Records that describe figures
::::

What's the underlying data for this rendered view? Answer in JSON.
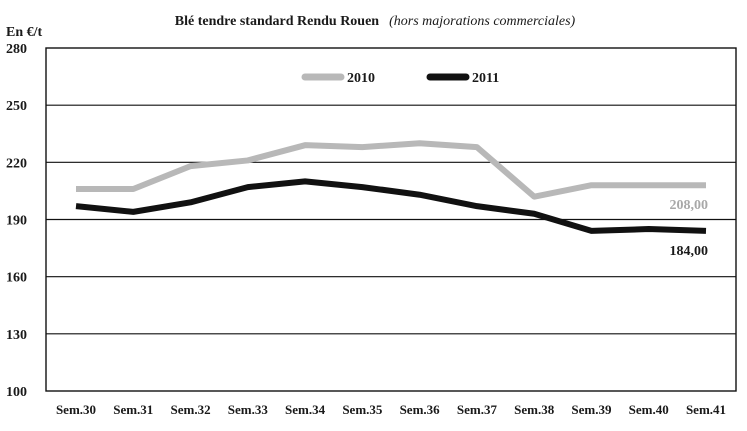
{
  "chart_data": {
    "type": "line",
    "title": "Blé tendre standard Rendu Rouen",
    "subtitle": "(hors majorations commerciales)",
    "ylabel": "En €/t",
    "xlabel": "",
    "categories": [
      "Sem.30",
      "Sem.31",
      "Sem.32",
      "Sem.33",
      "Sem.34",
      "Sem.35",
      "Sem.36",
      "Sem.37",
      "Sem.38",
      "Sem.39",
      "Sem.40",
      "Sem.41"
    ],
    "ylim": [
      100,
      280
    ],
    "yticks": [
      "100",
      "130",
      "160",
      "190",
      "220",
      "250",
      "280"
    ],
    "grid": "horizontal",
    "legend_position": "top",
    "series": [
      {
        "name": "2010",
        "color": "#b8b8b8",
        "values": [
          206,
          206,
          218,
          221,
          229,
          228,
          230,
          228,
          202,
          208,
          208,
          208
        ],
        "end_label": "208,00"
      },
      {
        "name": "2011",
        "color": "#111111",
        "values": [
          197,
          194,
          199,
          207,
          210,
          207,
          203,
          197,
          193,
          184,
          185,
          184
        ],
        "end_label": "184,00"
      }
    ]
  }
}
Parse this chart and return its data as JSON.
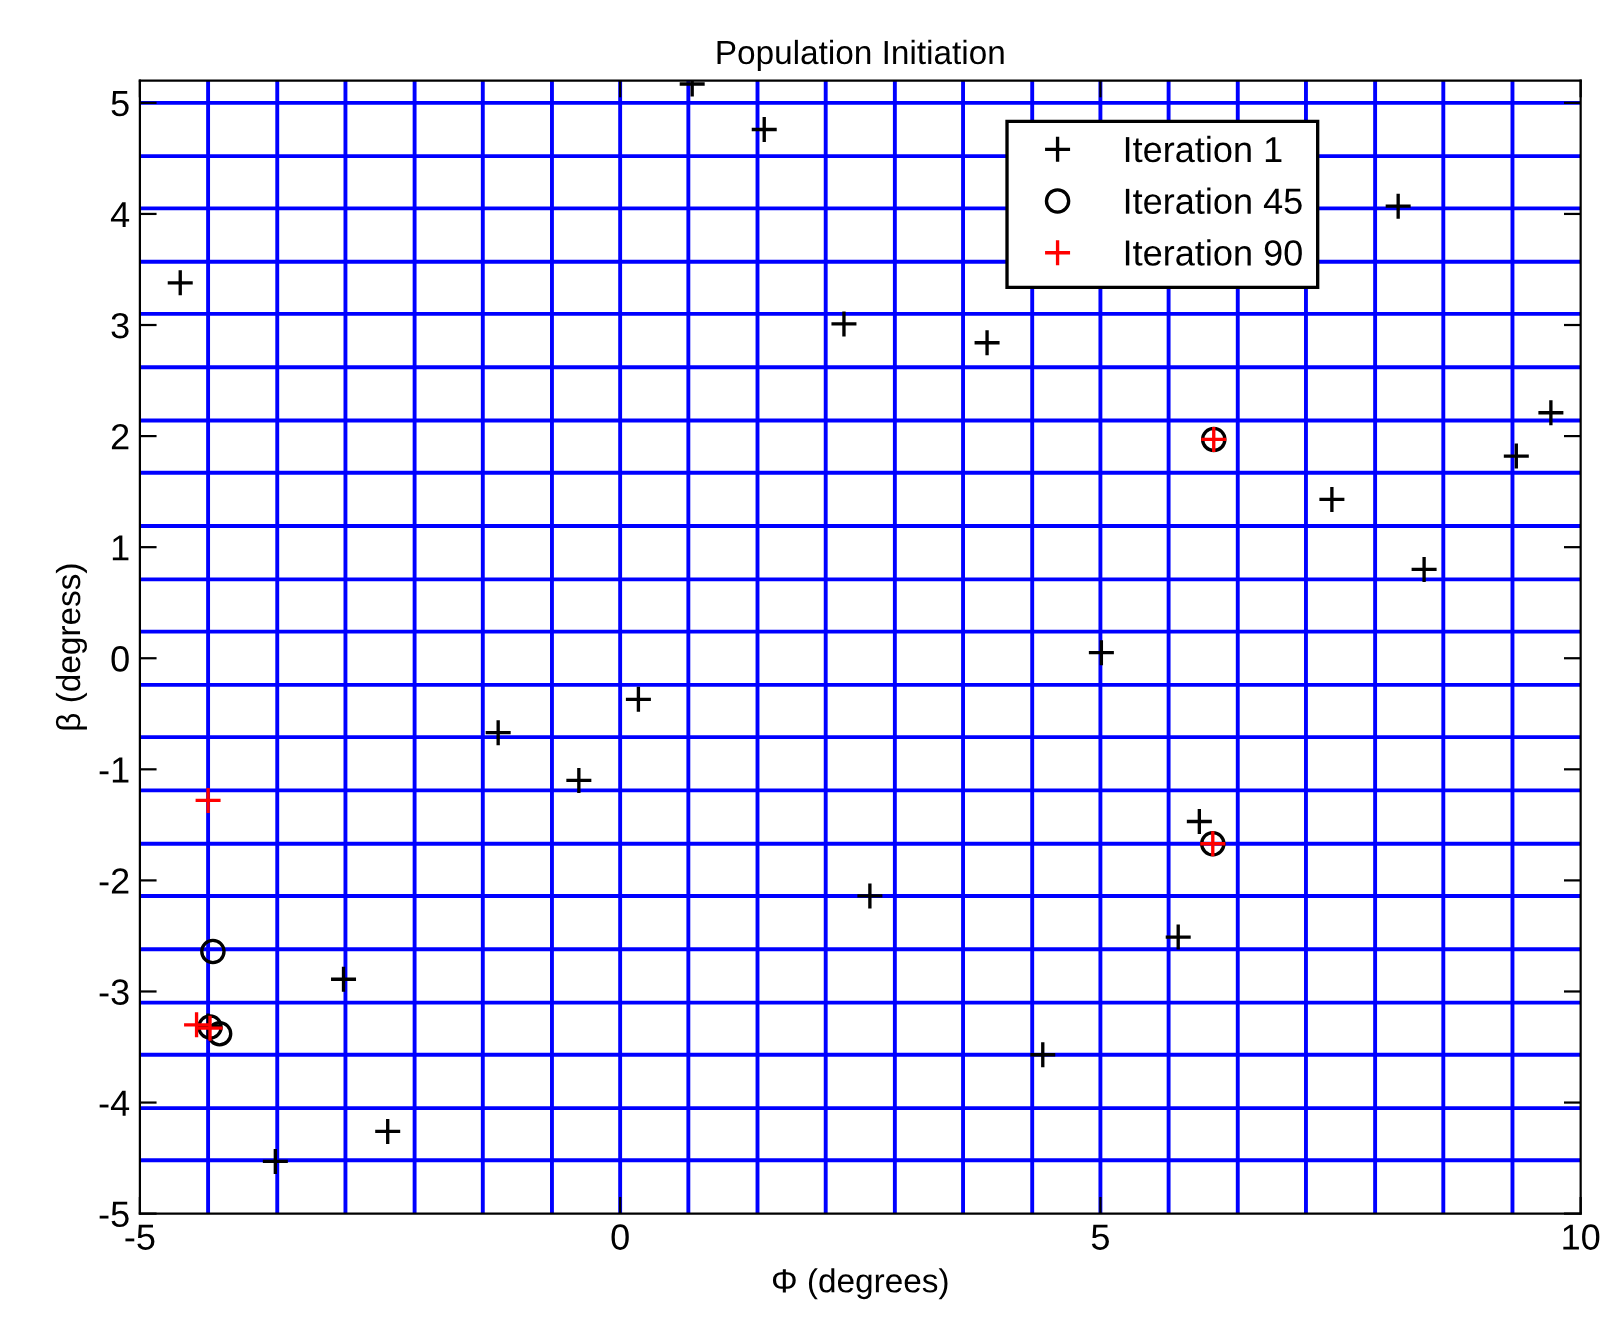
{
  "chart_data": {
    "type": "scatter",
    "title": "Population Initiation",
    "xlabel": "Φ (degrees)",
    "ylabel": "β (degress)",
    "xlim": [
      -5,
      10
    ],
    "ylim": [
      -5,
      5.2
    ],
    "xticks": [
      -5,
      0,
      5,
      10
    ],
    "yticks": [
      -5,
      -4,
      -3,
      -2,
      -1,
      0,
      1,
      2,
      3,
      4,
      5
    ],
    "legend": "top right",
    "grid": false,
    "series": [
      {
        "name": "Iteration 1",
        "color": "#000000",
        "marker": "cross",
        "x": [
          -4.58,
          0.75,
          1.5,
          2.33,
          3.82,
          8.1,
          9.69,
          9.33,
          7.41,
          8.37,
          5.01,
          0.19,
          -1.27,
          -0.43,
          -2.88,
          -2.42,
          -3.59,
          6.03,
          5.81,
          4.4,
          2.6,
          -4.29
        ],
        "values": [
          3.38,
          5.17,
          4.76,
          3.01,
          2.84,
          4.07,
          2.21,
          1.82,
          1.43,
          0.8,
          0.05,
          -0.37,
          -0.67,
          -1.1,
          -2.89,
          -4.26,
          -4.53,
          -1.47,
          -2.51,
          -3.57,
          -2.14,
          -3.31
        ]
      },
      {
        "name": "Iteration 45",
        "color": "#000000",
        "marker": "circle",
        "x": [
          6.18,
          6.17,
          -4.24,
          -4.27,
          -4.17
        ],
        "values": [
          1.97,
          -1.67,
          -2.64,
          -3.32,
          -3.38
        ]
      },
      {
        "name": "Iteration 90",
        "color": "#ff0000",
        "marker": "cross",
        "x": [
          6.18,
          6.17,
          -4.29,
          -4.41,
          -4.27
        ],
        "values": [
          1.97,
          -1.67,
          -1.28,
          -3.3,
          -3.33
        ]
      }
    ],
    "ref_lines": [
      {
        "axis": "x",
        "value": -4.29,
        "color": "#0000ff"
      },
      {
        "axis": "x",
        "value": -3.57,
        "color": "#0000ff"
      },
      {
        "axis": "x",
        "value": -2.86,
        "color": "#0000ff"
      },
      {
        "axis": "x",
        "value": -2.14,
        "color": "#0000ff"
      },
      {
        "axis": "x",
        "value": -1.43,
        "color": "#0000ff"
      },
      {
        "axis": "x",
        "value": -0.71,
        "color": "#0000ff"
      },
      {
        "axis": "x",
        "value": 0,
        "color": "#0000ff"
      },
      {
        "axis": "x",
        "value": 0.71,
        "color": "#0000ff"
      },
      {
        "axis": "x",
        "value": 1.43,
        "color": "#0000ff"
      },
      {
        "axis": "x",
        "value": 2.14,
        "color": "#0000ff"
      },
      {
        "axis": "x",
        "value": 2.86,
        "color": "#0000ff"
      },
      {
        "axis": "x",
        "value": 3.57,
        "color": "#0000ff"
      },
      {
        "axis": "x",
        "value": 4.29,
        "color": "#0000ff"
      },
      {
        "axis": "x",
        "value": 5,
        "color": "#0000ff"
      },
      {
        "axis": "x",
        "value": 5.71,
        "color": "#0000ff"
      },
      {
        "axis": "x",
        "value": 6.43,
        "color": "#0000ff"
      },
      {
        "axis": "x",
        "value": 7.14,
        "color": "#0000ff"
      },
      {
        "axis": "x",
        "value": 7.86,
        "color": "#0000ff"
      },
      {
        "axis": "x",
        "value": 8.57,
        "color": "#0000ff"
      },
      {
        "axis": "x",
        "value": 9.29,
        "color": "#0000ff"
      },
      {
        "axis": "y",
        "value": -4.52,
        "color": "#0000ff"
      },
      {
        "axis": "y",
        "value": -4.05,
        "color": "#0000ff"
      },
      {
        "axis": "y",
        "value": -3.57,
        "color": "#0000ff"
      },
      {
        "axis": "y",
        "value": -3.1,
        "color": "#0000ff"
      },
      {
        "axis": "y",
        "value": -2.62,
        "color": "#0000ff"
      },
      {
        "axis": "y",
        "value": -2.14,
        "color": "#0000ff"
      },
      {
        "axis": "y",
        "value": -1.67,
        "color": "#0000ff"
      },
      {
        "axis": "y",
        "value": -1.19,
        "color": "#0000ff"
      },
      {
        "axis": "y",
        "value": -0.71,
        "color": "#0000ff"
      },
      {
        "axis": "y",
        "value": -0.24,
        "color": "#0000ff"
      },
      {
        "axis": "y",
        "value": 0.24,
        "color": "#0000ff"
      },
      {
        "axis": "y",
        "value": 0.71,
        "color": "#0000ff"
      },
      {
        "axis": "y",
        "value": 1.19,
        "color": "#0000ff"
      },
      {
        "axis": "y",
        "value": 1.67,
        "color": "#0000ff"
      },
      {
        "axis": "y",
        "value": 2.14,
        "color": "#0000ff"
      },
      {
        "axis": "y",
        "value": 2.62,
        "color": "#0000ff"
      },
      {
        "axis": "y",
        "value": 3.1,
        "color": "#0000ff"
      },
      {
        "axis": "y",
        "value": 3.57,
        "color": "#0000ff"
      },
      {
        "axis": "y",
        "value": 4.05,
        "color": "#0000ff"
      },
      {
        "axis": "y",
        "value": 4.52,
        "color": "#0000ff"
      },
      {
        "axis": "y",
        "value": 5,
        "color": "#0000ff"
      }
    ]
  }
}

::::

» SHORT EXERCISE
All of the material above is to be copied exactly, except for its images.

» RESULT OF THIS EXERCISE
What's the underlying data for this rendered view? Answer in JSON.
{
  "chart_data": {
    "type": "line",
    "title": "Blé tendre standard Rendu Rouen",
    "subtitle": "(hors majorations commerciales)",
    "ylabel": "En €/t",
    "xlabel": "",
    "categories": [
      "Sem.30",
      "Sem.31",
      "Sem.32",
      "Sem.33",
      "Sem.34",
      "Sem.35",
      "Sem.36",
      "Sem.37",
      "Sem.38",
      "Sem.39",
      "Sem.40",
      "Sem.41"
    ],
    "ylim": [
      100,
      280
    ],
    "yticks": [
      "100",
      "130",
      "160",
      "190",
      "220",
      "250",
      "280"
    ],
    "grid": "horizontal",
    "legend_position": "top",
    "series": [
      {
        "name": "2010",
        "color": "#b8b8b8",
        "values": [
          206,
          206,
          218,
          221,
          229,
          228,
          230,
          228,
          202,
          208,
          208,
          208
        ],
        "end_label": "208,00"
      },
      {
        "name": "2011",
        "color": "#111111",
        "values": [
          197,
          194,
          199,
          207,
          210,
          207,
          203,
          197,
          193,
          184,
          185,
          184
        ],
        "end_label": "184,00"
      }
    ]
  }
}
Parse this chart and return its data as JSON.
{
  "chart_data": {
    "type": "scatter",
    "title": "Population Initiation",
    "xlabel": "Φ (degrees)",
    "ylabel": "β (degress)",
    "xlim": [
      -5,
      10
    ],
    "ylim": [
      -5,
      5.2
    ],
    "xticks": [
      -5,
      0,
      5,
      10
    ],
    "yticks": [
      -5,
      -4,
      -3,
      -2,
      -1,
      0,
      1,
      2,
      3,
      4,
      5
    ],
    "legend": "top right",
    "grid": false,
    "series": [
      {
        "name": "Iteration 1",
        "color": "#000000",
        "marker": "cross",
        "x": [
          -4.58,
          0.75,
          1.5,
          2.33,
          3.82,
          8.1,
          9.69,
          9.33,
          7.41,
          8.37,
          5.01,
          0.19,
          -1.27,
          -0.43,
          -2.88,
          -2.42,
          -3.59,
          6.03,
          5.81,
          4.4,
          2.6,
          -4.29
        ],
        "values": [
          3.38,
          5.17,
          4.76,
          3.01,
          2.84,
          4.07,
          2.21,
          1.82,
          1.43,
          0.8,
          0.05,
          -0.37,
          -0.67,
          -1.1,
          -2.89,
          -4.26,
          -4.53,
          -1.47,
          -2.51,
          -3.57,
          -2.14,
          -3.31
        ]
      },
      {
        "name": "Iteration 45",
        "color": "#000000",
        "marker": "circle",
        "x": [
          6.18,
          6.17,
          -4.24,
          -4.27,
          -4.17
        ],
        "values": [
          1.97,
          -1.67,
          -2.64,
          -3.32,
          -3.38
        ]
      },
      {
        "name": "Iteration 90",
        "color": "#ff0000",
        "marker": "cross",
        "x": [
          6.18,
          6.17,
          -4.29,
          -4.41,
          -4.27
        ],
        "values": [
          1.97,
          -1.67,
          -1.28,
          -3.3,
          -3.33
        ]
      }
    ],
    "ref_lines": [
      {
        "axis": "x",
        "value": -4.29,
        "color": "#0000ff"
      },
      {
        "axis": "x",
        "value": -3.57,
        "color": "#0000ff"
      },
      {
        "axis": "x",
        "value": -2.86,
        "color": "#0000ff"
      },
      {
        "axis": "x",
        "value": -2.14,
        "color": "#0000ff"
      },
      {
        "axis": "x",
        "value": -1.43,
        "color": "#0000ff"
      },
      {
        "axis": "x",
        "value": -0.71,
        "color": "#0000ff"
      },
      {
        "axis": "x",
        "value": 0,
        "color": "#0000ff"
      },
      {
        "axis": "x",
        "value": 0.71,
        "color": "#0000ff"
      },
      {
        "axis": "x",
        "value": 1.43,
        "color": "#0000ff"
      },
      {
        "axis": "x",
        "value": 2.14,
        "color": "#0000ff"
      },
      {
        "axis": "x",
        "value": 2.86,
        "color": "#0000ff"
      },
      {
        "axis": "x",
        "value": 3.57,
        "color": "#0000ff"
      },
      {
        "axis": "x",
        "value": 4.29,
        "color": "#0000ff"
      },
      {
        "axis": "x",
        "value": 5,
        "color": "#0000ff"
      },
      {
        "axis": "x",
        "value": 5.71,
        "color": "#0000ff"
      },
      {
        "axis": "x",
        "value": 6.43,
        "color": "#0000ff"
      },
      {
        "axis": "x",
        "value": 7.14,
        "color": "#0000ff"
      },
      {
        "axis": "x",
        "value": 7.86,
        "color": "#0000ff"
      },
      {
        "axis": "x",
        "value": 8.57,
        "color": "#0000ff"
      },
      {
        "axis": "x",
        "value": 9.29,
        "color": "#0000ff"
      },
      {
        "axis": "y",
        "value": -4.52,
        "color": "#0000ff"
      },
      {
        "axis": "y",
        "value": -4.05,
        "color": "#0000ff"
      },
      {
        "axis": "y",
        "value": -3.57,
        "color": "#0000ff"
      },
      {
        "axis": "y",
        "value": -3.1,
        "color": "#0000ff"
      },
      {
        "axis": "y",
        "value": -2.62,
        "color": "#0000ff"
      },
      {
        "axis": "y",
        "value": -2.14,
        "color": "#0000ff"
      },
      {
        "axis": "y",
        "value": -1.67,
        "color": "#0000ff"
      },
      {
        "axis": "y",
        "value": -1.19,
        "color": "#0000ff"
      },
      {
        "axis": "y",
        "value": -0.71,
        "color": "#0000ff"
      },
      {
        "axis": "y",
        "value": -0.24,
        "color": "#0000ff"
      },
      {
        "axis": "y",
        "value": 0.24,
        "color": "#0000ff"
      },
      {
        "axis": "y",
        "value": 0.71,
        "color": "#0000ff"
      },
      {
        "axis": "y",
        "value": 1.19,
        "color": "#0000ff"
      },
      {
        "axis": "y",
        "value": 1.67,
        "color": "#0000ff"
      },
      {
        "axis": "y",
        "value": 2.14,
        "color": "#0000ff"
      },
      {
        "axis": "y",
        "value": 2.62,
        "color": "#0000ff"
      },
      {
        "axis": "y",
        "value": 3.1,
        "color": "#0000ff"
      },
      {
        "axis": "y",
        "value": 3.57,
        "color": "#0000ff"
      },
      {
        "axis": "y",
        "value": 4.05,
        "color": "#0000ff"
      },
      {
        "axis": "y",
        "value": 4.52,
        "color": "#0000ff"
      },
      {
        "axis": "y",
        "value": 5,
        "color": "#0000ff"
      }
    ]
  }
}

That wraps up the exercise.